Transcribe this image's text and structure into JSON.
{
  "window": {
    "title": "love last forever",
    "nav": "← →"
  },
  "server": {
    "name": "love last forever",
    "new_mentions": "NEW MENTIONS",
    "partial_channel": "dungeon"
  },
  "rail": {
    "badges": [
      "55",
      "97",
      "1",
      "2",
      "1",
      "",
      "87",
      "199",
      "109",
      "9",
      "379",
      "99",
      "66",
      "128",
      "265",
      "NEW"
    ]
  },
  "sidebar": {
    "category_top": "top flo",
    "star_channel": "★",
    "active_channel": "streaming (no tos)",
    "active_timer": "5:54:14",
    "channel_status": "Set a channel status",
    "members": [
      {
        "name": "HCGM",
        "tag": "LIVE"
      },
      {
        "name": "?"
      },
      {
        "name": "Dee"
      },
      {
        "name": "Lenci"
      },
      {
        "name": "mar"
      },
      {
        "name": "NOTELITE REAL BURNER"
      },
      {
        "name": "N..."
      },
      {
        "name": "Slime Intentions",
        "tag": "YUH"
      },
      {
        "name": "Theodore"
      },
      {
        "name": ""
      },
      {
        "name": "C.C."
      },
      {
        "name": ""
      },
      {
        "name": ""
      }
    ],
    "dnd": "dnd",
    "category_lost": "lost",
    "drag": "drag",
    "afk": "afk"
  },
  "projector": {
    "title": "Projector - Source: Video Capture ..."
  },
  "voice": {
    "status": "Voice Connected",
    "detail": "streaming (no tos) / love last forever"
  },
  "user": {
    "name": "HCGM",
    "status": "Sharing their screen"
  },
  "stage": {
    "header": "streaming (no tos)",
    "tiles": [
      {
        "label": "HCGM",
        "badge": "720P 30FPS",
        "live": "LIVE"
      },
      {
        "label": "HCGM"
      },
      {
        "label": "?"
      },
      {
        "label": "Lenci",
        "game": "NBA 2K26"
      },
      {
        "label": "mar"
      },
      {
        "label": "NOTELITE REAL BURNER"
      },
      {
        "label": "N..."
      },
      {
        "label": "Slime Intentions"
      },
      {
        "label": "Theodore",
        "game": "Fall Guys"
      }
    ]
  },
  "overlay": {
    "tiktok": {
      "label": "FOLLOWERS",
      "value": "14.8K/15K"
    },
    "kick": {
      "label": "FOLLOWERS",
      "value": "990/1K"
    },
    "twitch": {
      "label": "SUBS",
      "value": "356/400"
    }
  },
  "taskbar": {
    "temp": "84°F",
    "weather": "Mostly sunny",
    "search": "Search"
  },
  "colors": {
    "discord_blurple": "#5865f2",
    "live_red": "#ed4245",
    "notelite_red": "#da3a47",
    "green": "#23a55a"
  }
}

--

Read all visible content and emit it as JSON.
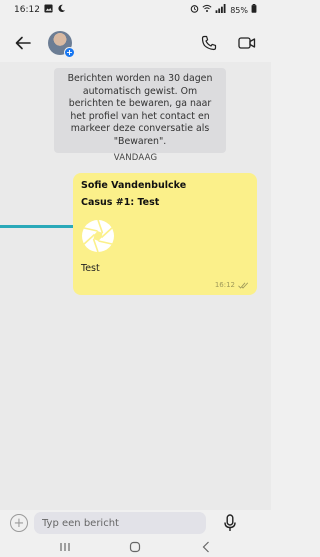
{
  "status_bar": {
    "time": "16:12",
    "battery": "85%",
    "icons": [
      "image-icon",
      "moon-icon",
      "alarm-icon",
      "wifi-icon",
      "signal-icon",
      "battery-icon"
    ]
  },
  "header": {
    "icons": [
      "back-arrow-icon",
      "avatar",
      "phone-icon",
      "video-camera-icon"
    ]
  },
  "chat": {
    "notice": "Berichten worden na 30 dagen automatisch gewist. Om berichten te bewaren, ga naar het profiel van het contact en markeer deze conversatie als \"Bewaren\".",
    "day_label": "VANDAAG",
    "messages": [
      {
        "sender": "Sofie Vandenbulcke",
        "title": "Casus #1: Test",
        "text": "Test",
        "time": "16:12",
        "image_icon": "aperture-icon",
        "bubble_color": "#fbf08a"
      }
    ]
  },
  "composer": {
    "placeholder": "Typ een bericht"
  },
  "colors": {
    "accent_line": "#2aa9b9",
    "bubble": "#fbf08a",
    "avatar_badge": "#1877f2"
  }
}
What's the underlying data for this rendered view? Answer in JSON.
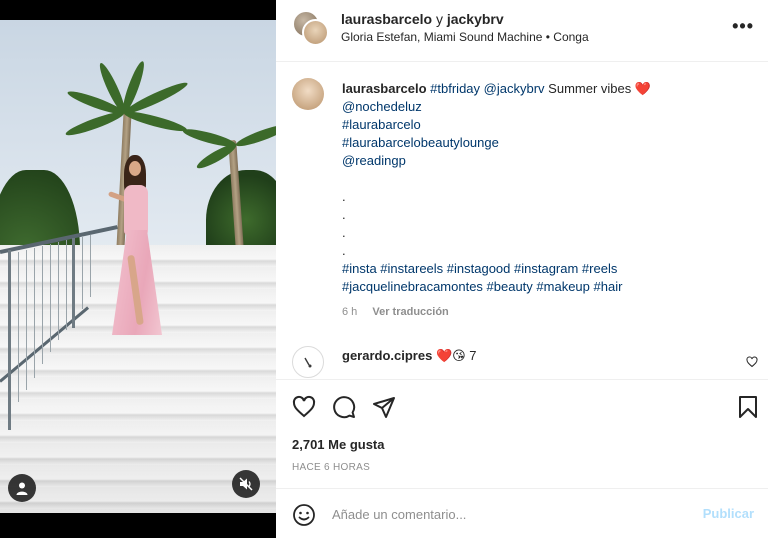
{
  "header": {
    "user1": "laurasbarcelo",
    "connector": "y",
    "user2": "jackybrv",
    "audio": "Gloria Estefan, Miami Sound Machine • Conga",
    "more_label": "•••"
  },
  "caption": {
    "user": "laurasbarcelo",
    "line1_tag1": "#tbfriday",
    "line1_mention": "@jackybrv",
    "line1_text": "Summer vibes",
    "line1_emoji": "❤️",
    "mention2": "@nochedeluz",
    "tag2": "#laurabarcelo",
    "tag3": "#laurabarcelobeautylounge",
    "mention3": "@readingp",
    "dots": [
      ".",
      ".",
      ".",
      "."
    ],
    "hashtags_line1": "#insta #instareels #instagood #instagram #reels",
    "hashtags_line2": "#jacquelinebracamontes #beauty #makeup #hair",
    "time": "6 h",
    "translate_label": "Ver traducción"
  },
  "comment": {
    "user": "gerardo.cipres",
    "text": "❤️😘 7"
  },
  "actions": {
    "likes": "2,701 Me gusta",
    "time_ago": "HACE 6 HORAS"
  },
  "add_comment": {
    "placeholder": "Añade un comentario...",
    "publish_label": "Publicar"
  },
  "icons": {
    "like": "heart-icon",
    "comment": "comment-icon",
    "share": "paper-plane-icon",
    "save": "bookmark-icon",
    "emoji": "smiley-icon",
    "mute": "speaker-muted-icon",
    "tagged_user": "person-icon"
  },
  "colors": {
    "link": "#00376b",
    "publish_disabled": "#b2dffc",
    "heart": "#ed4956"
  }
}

→ Instructions for the task: Display every line of the listing that contains the string "Slime".

→ Expected answer:
        "name": "Slime Intentions",
        "label": "Slime Intentions"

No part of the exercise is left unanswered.